▸ **PROBLEM REQUIREMENTS**:
Copy each line of the data below with the word "pattern".
--- start DATASET CONTENT ---
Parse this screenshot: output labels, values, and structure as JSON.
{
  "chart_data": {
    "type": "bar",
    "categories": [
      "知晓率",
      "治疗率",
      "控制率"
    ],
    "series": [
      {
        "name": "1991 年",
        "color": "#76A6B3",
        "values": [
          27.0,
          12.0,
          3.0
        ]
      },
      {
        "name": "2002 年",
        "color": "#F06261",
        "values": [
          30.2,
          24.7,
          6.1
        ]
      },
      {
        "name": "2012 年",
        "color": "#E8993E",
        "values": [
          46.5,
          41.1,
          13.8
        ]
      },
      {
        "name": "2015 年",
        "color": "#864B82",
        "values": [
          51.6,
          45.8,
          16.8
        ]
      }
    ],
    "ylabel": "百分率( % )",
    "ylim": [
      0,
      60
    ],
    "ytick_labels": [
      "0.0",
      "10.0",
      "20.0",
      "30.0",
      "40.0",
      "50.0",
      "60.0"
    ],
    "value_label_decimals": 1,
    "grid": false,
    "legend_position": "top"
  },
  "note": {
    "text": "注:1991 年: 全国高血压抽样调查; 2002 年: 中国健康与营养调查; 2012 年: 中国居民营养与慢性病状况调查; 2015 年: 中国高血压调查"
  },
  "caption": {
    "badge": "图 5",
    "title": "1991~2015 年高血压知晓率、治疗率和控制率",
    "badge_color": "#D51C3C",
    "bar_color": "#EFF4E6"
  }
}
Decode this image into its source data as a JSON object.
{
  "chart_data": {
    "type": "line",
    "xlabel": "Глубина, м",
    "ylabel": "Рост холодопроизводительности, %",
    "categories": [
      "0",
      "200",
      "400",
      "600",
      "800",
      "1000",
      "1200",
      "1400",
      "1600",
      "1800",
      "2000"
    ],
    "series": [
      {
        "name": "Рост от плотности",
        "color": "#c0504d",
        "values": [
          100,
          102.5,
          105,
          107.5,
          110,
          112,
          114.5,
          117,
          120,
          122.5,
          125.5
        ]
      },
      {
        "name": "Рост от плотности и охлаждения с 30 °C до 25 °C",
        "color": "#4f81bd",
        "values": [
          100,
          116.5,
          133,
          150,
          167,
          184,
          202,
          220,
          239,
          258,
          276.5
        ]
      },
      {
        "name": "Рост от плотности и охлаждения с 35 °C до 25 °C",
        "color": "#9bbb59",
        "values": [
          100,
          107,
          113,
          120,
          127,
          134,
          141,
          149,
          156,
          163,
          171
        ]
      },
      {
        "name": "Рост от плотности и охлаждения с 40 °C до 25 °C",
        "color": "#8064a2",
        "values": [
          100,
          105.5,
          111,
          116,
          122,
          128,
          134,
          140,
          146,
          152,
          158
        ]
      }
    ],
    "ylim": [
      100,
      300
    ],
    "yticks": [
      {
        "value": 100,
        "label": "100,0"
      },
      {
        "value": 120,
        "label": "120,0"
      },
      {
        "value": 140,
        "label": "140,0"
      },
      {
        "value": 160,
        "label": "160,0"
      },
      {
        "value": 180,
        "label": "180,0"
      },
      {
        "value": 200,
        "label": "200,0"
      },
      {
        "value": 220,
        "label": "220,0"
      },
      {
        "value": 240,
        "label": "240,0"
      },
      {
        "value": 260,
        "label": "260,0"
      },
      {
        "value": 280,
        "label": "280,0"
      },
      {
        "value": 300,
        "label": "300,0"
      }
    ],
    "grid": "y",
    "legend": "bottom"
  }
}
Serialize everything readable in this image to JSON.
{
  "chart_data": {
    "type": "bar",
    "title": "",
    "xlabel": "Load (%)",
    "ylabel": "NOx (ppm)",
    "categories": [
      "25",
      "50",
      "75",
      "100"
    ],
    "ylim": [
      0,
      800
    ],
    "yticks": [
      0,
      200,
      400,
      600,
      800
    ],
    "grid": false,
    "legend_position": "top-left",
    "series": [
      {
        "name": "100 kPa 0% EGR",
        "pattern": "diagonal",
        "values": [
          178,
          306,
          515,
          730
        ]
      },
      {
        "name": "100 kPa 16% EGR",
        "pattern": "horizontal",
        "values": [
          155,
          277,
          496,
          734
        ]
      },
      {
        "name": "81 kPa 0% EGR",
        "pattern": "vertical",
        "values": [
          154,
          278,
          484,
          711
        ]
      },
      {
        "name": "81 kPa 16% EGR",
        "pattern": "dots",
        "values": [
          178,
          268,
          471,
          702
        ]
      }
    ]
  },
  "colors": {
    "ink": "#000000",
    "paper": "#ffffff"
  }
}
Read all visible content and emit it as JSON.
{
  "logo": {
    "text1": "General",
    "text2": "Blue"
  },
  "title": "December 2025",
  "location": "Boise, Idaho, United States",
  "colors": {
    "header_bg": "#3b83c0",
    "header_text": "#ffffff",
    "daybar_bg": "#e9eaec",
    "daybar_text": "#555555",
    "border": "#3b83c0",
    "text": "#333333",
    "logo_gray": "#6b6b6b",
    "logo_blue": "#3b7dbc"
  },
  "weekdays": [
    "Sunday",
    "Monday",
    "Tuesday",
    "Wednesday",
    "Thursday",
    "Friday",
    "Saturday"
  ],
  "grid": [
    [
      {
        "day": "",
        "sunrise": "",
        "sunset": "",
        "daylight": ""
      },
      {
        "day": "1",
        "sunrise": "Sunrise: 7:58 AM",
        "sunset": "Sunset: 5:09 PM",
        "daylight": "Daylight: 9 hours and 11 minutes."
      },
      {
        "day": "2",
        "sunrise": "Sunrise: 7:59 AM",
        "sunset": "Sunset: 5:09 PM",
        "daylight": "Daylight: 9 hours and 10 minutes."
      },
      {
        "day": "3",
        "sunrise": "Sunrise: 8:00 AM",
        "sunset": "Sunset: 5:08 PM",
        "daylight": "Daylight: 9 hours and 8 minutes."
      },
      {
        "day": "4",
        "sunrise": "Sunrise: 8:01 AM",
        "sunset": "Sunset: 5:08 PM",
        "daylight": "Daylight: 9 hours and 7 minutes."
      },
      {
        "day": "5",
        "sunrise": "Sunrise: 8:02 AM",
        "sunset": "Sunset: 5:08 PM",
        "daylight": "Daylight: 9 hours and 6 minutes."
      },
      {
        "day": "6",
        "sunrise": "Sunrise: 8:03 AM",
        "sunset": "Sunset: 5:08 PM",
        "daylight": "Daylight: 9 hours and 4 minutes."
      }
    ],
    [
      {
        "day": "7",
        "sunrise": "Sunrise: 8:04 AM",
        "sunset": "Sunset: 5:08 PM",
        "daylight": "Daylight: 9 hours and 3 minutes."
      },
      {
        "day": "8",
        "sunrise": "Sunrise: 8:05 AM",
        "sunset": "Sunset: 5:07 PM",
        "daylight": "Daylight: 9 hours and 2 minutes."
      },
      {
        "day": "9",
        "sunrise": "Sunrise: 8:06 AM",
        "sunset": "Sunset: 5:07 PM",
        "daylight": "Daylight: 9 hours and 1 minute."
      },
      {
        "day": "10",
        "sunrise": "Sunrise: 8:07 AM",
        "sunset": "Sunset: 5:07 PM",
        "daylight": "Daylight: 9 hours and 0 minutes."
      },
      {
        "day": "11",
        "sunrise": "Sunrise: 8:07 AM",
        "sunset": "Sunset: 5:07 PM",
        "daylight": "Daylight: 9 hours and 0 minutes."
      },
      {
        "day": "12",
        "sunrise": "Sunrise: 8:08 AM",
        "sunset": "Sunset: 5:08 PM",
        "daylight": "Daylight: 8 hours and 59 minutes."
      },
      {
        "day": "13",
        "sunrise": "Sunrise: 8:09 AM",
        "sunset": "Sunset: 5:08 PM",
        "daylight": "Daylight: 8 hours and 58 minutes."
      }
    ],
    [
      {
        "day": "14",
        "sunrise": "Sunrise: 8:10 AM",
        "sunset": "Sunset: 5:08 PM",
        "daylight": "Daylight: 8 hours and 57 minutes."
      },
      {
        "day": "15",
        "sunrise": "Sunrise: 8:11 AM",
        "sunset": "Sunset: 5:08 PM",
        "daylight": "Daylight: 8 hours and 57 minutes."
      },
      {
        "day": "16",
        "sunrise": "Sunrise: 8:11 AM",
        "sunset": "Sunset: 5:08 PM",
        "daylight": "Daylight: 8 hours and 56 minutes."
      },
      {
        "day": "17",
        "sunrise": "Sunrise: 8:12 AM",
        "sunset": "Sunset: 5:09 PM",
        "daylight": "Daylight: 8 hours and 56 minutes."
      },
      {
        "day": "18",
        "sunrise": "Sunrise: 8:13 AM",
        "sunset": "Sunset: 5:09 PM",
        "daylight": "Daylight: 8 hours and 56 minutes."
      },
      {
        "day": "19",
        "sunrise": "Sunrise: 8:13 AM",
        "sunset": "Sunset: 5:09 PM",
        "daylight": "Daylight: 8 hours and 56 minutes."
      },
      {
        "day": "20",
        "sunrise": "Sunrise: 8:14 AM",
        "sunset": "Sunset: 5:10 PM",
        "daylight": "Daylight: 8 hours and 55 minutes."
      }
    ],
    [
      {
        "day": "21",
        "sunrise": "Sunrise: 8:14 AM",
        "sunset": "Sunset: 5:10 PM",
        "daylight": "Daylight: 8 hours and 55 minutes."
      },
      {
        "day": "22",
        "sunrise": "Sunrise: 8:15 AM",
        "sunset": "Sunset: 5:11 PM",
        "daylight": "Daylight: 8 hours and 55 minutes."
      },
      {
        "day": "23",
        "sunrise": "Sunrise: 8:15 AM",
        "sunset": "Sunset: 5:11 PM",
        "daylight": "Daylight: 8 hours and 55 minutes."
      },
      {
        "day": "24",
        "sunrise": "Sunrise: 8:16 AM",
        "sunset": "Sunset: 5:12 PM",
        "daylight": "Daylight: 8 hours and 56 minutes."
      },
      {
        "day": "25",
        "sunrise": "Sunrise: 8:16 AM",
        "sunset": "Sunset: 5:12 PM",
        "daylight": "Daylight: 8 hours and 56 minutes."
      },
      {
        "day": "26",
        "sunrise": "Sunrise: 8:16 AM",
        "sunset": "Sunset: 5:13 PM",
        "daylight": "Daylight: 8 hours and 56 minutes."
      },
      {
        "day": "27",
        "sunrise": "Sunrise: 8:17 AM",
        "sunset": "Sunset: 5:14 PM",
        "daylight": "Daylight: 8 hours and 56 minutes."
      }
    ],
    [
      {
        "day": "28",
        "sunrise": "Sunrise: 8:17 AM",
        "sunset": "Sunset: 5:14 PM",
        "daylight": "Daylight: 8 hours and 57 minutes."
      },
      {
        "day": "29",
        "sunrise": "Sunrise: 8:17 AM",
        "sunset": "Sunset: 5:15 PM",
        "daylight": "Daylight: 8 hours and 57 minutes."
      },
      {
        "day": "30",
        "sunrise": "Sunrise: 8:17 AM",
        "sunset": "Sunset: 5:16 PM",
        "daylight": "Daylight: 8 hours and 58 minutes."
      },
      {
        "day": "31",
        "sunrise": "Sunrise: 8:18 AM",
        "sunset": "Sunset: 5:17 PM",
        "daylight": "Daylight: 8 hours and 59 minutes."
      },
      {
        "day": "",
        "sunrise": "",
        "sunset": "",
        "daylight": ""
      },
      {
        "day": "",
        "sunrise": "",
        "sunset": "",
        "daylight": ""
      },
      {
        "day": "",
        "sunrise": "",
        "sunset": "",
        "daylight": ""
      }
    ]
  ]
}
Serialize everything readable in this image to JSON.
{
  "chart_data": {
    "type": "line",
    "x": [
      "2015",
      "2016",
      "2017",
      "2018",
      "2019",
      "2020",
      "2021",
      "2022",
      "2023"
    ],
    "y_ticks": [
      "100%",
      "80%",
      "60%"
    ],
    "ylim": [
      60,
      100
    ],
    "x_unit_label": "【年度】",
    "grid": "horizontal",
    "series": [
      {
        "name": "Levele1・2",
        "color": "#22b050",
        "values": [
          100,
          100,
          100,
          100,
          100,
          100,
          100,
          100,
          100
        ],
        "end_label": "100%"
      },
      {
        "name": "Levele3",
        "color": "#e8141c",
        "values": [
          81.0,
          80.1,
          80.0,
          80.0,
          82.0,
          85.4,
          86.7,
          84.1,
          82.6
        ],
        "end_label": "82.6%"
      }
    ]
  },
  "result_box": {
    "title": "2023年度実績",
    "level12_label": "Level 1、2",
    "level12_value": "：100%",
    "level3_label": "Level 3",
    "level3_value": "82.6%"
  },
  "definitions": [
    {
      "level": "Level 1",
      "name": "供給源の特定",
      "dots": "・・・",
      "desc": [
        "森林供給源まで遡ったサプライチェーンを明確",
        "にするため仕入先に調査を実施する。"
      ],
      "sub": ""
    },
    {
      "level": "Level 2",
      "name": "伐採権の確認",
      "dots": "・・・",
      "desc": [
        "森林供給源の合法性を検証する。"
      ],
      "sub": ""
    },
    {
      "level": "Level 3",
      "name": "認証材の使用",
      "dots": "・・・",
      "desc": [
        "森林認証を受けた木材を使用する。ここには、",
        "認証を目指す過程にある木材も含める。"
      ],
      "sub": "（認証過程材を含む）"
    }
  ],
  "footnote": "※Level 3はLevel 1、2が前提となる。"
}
--- end DATASET CONTENT ---
▸ **THE ANSWER**:
        "pattern": "diagonal",
        "pattern": "horizontal",
        "pattern": "vertical",
        "pattern": "dots",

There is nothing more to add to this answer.